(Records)
----

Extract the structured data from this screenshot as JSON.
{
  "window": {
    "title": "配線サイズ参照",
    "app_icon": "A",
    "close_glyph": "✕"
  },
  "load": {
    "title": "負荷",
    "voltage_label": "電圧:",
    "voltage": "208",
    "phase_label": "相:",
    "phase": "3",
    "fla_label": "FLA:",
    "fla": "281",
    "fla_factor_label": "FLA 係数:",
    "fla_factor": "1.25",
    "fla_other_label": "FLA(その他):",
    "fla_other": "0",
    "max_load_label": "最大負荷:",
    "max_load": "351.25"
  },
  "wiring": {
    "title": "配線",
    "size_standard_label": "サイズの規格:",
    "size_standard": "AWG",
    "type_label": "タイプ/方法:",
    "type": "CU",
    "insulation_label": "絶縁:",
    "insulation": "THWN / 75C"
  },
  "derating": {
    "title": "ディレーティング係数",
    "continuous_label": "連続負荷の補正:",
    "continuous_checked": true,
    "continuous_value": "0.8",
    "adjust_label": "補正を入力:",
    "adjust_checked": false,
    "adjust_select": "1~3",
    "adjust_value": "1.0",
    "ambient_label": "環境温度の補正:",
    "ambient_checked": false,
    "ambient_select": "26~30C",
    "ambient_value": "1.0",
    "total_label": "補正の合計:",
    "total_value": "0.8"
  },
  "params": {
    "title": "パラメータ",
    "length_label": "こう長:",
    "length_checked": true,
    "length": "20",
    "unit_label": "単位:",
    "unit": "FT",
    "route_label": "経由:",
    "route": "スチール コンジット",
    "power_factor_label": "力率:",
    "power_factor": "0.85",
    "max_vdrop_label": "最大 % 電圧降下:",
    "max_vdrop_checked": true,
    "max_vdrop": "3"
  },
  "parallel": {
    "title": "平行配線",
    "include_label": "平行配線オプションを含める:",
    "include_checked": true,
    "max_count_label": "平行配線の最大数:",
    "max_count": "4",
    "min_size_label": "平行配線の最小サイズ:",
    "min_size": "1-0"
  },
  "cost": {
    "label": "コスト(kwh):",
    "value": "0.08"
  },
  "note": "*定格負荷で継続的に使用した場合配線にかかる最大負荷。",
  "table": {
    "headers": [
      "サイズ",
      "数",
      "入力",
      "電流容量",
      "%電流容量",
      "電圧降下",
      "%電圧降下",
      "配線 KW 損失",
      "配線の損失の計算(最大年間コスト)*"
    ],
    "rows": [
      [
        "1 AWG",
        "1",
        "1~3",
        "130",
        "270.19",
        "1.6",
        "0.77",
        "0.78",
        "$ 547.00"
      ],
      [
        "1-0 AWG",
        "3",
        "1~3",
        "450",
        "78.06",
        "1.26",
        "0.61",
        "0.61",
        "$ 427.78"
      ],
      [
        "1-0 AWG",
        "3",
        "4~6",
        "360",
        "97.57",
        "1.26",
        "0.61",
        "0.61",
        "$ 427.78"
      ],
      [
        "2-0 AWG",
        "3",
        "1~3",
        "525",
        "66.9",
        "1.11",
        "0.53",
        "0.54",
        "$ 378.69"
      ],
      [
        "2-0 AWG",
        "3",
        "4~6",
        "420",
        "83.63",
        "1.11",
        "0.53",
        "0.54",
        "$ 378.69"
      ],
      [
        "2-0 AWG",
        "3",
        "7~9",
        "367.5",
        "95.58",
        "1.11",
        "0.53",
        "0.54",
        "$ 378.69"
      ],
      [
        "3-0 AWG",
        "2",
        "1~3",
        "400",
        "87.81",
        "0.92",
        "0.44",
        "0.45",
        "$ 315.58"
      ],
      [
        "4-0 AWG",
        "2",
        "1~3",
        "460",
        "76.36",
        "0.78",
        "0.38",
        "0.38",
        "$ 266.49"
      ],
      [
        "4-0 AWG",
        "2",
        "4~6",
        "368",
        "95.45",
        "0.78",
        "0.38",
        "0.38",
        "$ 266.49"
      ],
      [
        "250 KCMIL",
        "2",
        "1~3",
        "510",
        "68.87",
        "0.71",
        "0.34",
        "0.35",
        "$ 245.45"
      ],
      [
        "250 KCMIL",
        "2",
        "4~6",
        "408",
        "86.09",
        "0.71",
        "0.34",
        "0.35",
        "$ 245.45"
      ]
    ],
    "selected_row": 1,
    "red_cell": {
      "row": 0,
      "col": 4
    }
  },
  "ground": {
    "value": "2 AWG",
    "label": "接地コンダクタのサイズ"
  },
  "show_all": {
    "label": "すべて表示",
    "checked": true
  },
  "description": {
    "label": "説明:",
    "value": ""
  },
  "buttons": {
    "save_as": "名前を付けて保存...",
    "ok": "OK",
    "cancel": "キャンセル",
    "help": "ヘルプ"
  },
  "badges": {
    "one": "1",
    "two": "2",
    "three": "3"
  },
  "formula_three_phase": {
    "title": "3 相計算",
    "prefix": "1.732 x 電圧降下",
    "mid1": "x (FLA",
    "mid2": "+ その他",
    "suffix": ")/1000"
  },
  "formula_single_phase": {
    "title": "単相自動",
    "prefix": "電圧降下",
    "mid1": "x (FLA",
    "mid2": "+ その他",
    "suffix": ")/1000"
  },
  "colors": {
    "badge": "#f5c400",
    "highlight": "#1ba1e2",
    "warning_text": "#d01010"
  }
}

----

● **WHAT THIS TASK INVOLVES**
Take the listing above and set it down exactly.

● **RESPONSE**
Extract the structured data from this screenshot as JSON.
{
  "window": {
    "title": "配線サイズ参照",
    "app_icon": "A",
    "close_glyph": "✕"
  },
  "load": {
    "title": "負荷",
    "voltage_label": "電圧:",
    "voltage": "208",
    "phase_label": "相:",
    "phase": "3",
    "fla_label": "FLA:",
    "fla": "281",
    "fla_factor_label": "FLA 係数:",
    "fla_factor": "1.25",
    "fla_other_label": "FLA(その他):",
    "fla_other": "0",
    "max_load_label": "最大負荷:",
    "max_load": "351.25"
  },
  "wiring": {
    "title": "配線",
    "size_standard_label": "サイズの規格:",
    "size_standard": "AWG",
    "type_label": "タイプ/方法:",
    "type": "CU",
    "insulation_label": "絶縁:",
    "insulation": "THWN / 75C"
  },
  "derating": {
    "title": "ディレーティング係数",
    "continuous_label": "連続負荷の補正:",
    "continuous_checked": true,
    "continuous_value": "0.8",
    "adjust_label": "補正を入力:",
    "adjust_checked": false,
    "adjust_select": "1~3",
    "adjust_value": "1.0",
    "ambient_label": "環境温度の補正:",
    "ambient_checked": false,
    "ambient_select": "26~30C",
    "ambient_value": "1.0",
    "total_label": "補正の合計:",
    "total_value": "0.8"
  },
  "params": {
    "title": "パラメータ",
    "length_label": "こう長:",
    "length_checked": true,
    "length": "20",
    "unit_label": "単位:",
    "unit": "FT",
    "route_label": "経由:",
    "route": "スチール コンジット",
    "power_factor_label": "力率:",
    "power_factor": "0.85",
    "max_vdrop_label": "最大 % 電圧降下:",
    "max_vdrop_checked": true,
    "max_vdrop": "3"
  },
  "parallel": {
    "title": "平行配線",
    "include_label": "平行配線オプションを含める:",
    "include_checked": true,
    "max_count_label": "平行配線の最大数:",
    "max_count": "4",
    "min_size_label": "平行配線の最小サイズ:",
    "min_size": "1-0"
  },
  "cost": {
    "label": "コスト(kwh):",
    "value": "0.08"
  },
  "note": "*定格負荷で継続的に使用した場合配線にかかる最大負荷。",
  "table": {
    "headers": [
      "サイズ",
      "数",
      "入力",
      "電流容量",
      "%電流容量",
      "電圧降下",
      "%電圧降下",
      "配線 KW 損失",
      "配線の損失の計算(最大年間コスト)*"
    ],
    "rows": [
      [
        "1 AWG",
        "1",
        "1~3",
        "130",
        "270.19",
        "1.6",
        "0.77",
        "0.78",
        "$ 547.00"
      ],
      [
        "1-0 AWG",
        "3",
        "1~3",
        "450",
        "78.06",
        "1.26",
        "0.61",
        "0.61",
        "$ 427.78"
      ],
      [
        "1-0 AWG",
        "3",
        "4~6",
        "360",
        "97.57",
        "1.26",
        "0.61",
        "0.61",
        "$ 427.78"
      ],
      [
        "2-0 AWG",
        "3",
        "1~3",
        "525",
        "66.9",
        "1.11",
        "0.53",
        "0.54",
        "$ 378.69"
      ],
      [
        "2-0 AWG",
        "3",
        "4~6",
        "420",
        "83.63",
        "1.11",
        "0.53",
        "0.54",
        "$ 378.69"
      ],
      [
        "2-0 AWG",
        "3",
        "7~9",
        "367.5",
        "95.58",
        "1.11",
        "0.53",
        "0.54",
        "$ 378.69"
      ],
      [
        "3-0 AWG",
        "2",
        "1~3",
        "400",
        "87.81",
        "0.92",
        "0.44",
        "0.45",
        "$ 315.58"
      ],
      [
        "4-0 AWG",
        "2",
        "1~3",
        "460",
        "76.36",
        "0.78",
        "0.38",
        "0.38",
        "$ 266.49"
      ],
      [
        "4-0 AWG",
        "2",
        "4~6",
        "368",
        "95.45",
        "0.78",
        "0.38",
        "0.38",
        "$ 266.49"
      ],
      [
        "250 KCMIL",
        "2",
        "1~3",
        "510",
        "68.87",
        "0.71",
        "0.34",
        "0.35",
        "$ 245.45"
      ],
      [
        "250 KCMIL",
        "2",
        "4~6",
        "408",
        "86.09",
        "0.71",
        "0.34",
        "0.35",
        "$ 245.45"
      ]
    ],
    "selected_row": 1,
    "red_cell": {
      "row": 0,
      "col": 4
    }
  },
  "ground": {
    "value": "2 AWG",
    "label": "接地コンダクタのサイズ"
  },
  "show_all": {
    "label": "すべて表示",
    "checked": true
  },
  "description": {
    "label": "説明:",
    "value": ""
  },
  "buttons": {
    "save_as": "名前を付けて保存...",
    "ok": "OK",
    "cancel": "キャンセル",
    "help": "ヘルプ"
  },
  "badges": {
    "one": "1",
    "two": "2",
    "three": "3"
  },
  "formula_three_phase": {
    "title": "3 相計算",
    "prefix": "1.732 x 電圧降下",
    "mid1": "x (FLA",
    "mid2": "+ その他",
    "suffix": ")/1000"
  },
  "formula_single_phase": {
    "title": "単相自動",
    "prefix": "電圧降下",
    "mid1": "x (FLA",
    "mid2": "+ その他",
    "suffix": ")/1000"
  },
  "colors": {
    "badge": "#f5c400",
    "highlight": "#1ba1e2",
    "warning_text": "#d01010"
  }
}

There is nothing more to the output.